* Problem details *
Exact reproduction is required for all entries.

Records contained in a dataset:
[start]
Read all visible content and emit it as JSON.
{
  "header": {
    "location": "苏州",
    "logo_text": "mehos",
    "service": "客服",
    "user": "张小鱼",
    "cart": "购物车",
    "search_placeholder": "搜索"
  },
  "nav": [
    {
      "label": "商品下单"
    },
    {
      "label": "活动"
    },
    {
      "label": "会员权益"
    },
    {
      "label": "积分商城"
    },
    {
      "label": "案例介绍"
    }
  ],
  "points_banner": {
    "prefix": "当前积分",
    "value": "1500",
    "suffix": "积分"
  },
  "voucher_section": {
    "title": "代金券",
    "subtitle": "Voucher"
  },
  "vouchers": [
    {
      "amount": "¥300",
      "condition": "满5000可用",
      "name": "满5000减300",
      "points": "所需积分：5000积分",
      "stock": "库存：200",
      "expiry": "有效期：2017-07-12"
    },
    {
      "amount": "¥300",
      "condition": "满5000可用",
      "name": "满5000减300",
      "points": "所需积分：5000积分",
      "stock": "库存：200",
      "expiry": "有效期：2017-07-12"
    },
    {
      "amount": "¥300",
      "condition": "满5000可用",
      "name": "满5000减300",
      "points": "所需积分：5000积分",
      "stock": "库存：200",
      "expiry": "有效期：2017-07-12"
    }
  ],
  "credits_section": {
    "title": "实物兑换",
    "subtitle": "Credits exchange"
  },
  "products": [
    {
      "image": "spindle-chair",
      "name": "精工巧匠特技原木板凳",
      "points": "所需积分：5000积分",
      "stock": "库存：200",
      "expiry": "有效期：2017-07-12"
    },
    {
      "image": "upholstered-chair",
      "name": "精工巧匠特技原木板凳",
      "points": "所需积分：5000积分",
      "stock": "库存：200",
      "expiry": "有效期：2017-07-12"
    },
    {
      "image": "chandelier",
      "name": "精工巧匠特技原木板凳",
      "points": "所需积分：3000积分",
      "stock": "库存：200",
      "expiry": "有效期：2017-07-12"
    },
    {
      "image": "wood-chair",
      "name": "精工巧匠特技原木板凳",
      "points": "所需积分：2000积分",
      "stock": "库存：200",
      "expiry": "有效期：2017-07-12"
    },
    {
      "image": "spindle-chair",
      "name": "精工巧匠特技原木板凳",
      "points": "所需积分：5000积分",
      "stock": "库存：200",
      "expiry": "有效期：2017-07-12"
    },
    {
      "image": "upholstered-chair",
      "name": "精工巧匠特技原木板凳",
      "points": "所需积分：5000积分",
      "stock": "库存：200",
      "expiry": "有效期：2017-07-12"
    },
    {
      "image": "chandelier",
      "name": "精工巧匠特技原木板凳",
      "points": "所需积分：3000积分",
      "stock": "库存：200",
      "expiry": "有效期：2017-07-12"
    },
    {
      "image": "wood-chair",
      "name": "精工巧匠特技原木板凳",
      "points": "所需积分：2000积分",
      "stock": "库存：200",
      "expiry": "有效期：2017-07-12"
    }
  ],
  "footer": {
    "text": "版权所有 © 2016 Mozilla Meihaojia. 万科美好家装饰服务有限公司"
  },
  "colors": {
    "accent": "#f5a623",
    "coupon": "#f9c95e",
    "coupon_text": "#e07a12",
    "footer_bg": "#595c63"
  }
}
[end]
* Solution to the exercise *
Read all visible content and emit it as JSON.
{
  "header": {
    "location": "苏州",
    "logo_text": "mehos",
    "service": "客服",
    "user": "张小鱼",
    "cart": "购物车",
    "search_placeholder": "搜索"
  },
  "nav": [
    {
      "label": "商品下单"
    },
    {
      "label": "活动"
    },
    {
      "label": "会员权益"
    },
    {
      "label": "积分商城"
    },
    {
      "label": "案例介绍"
    }
  ],
  "points_banner": {
    "prefix": "当前积分",
    "value": "1500",
    "suffix": "积分"
  },
  "voucher_section": {
    "title": "代金券",
    "subtitle": "Voucher"
  },
  "vouchers": [
    {
      "amount": "¥300",
      "condition": "满5000可用",
      "name": "满5000减300",
      "points": "所需积分：5000积分",
      "stock": "库存：200",
      "expiry": "有效期：2017-07-12"
    },
    {
      "amount": "¥300",
      "condition": "满5000可用",
      "name": "满5000减300",
      "points": "所需积分：5000积分",
      "stock": "库存：200",
      "expiry": "有效期：2017-07-12"
    },
    {
      "amount": "¥300",
      "condition": "满5000可用",
      "name": "满5000减300",
      "points": "所需积分：5000积分",
      "stock": "库存：200",
      "expiry": "有效期：2017-07-12"
    }
  ],
  "credits_section": {
    "title": "实物兑换",
    "subtitle": "Credits exchange"
  },
  "products": [
    {
      "image": "spindle-chair",
      "name": "精工巧匠特技原木板凳",
      "points": "所需积分：5000积分",
      "stock": "库存：200",
      "expiry": "有效期：2017-07-12"
    },
    {
      "image": "upholstered-chair",
      "name": "精工巧匠特技原木板凳",
      "points": "所需积分：5000积分",
      "stock": "库存：200",
      "expiry": "有效期：2017-07-12"
    },
    {
      "image": "chandelier",
      "name": "精工巧匠特技原木板凳",
      "points": "所需积分：3000积分",
      "stock": "库存：200",
      "expiry": "有效期：2017-07-12"
    },
    {
      "image": "wood-chair",
      "name": "精工巧匠特技原木板凳",
      "points": "所需积分：2000积分",
      "stock": "库存：200",
      "expiry": "有效期：2017-07-12"
    },
    {
      "image": "spindle-chair",
      "name": "精工巧匠特技原木板凳",
      "points": "所需积分：5000积分",
      "stock": "库存：200",
      "expiry": "有效期：2017-07-12"
    },
    {
      "image": "upholstered-chair",
      "name": "精工巧匠特技原木板凳",
      "points": "所需积分：5000积分",
      "stock": "库存：200",
      "expiry": "有效期：2017-07-12"
    },
    {
      "image": "chandelier",
      "name": "精工巧匠特技原木板凳",
      "points": "所需积分：3000积分",
      "stock": "库存：200",
      "expiry": "有效期：2017-07-12"
    },
    {
      "image": "wood-chair",
      "name": "精工巧匠特技原木板凳",
      "points": "所需积分：2000积分",
      "stock": "库存：200",
      "expiry": "有效期：2017-07-12"
    }
  ],
  "footer": {
    "text": "版权所有 © 2016 Mozilla Meihaojia. 万科美好家装饰服务有限公司"
  },
  "colors": {
    "accent": "#f5a623",
    "coupon": "#f9c95e",
    "coupon_text": "#e07a12",
    "footer_bg": "#595c63"
  }
}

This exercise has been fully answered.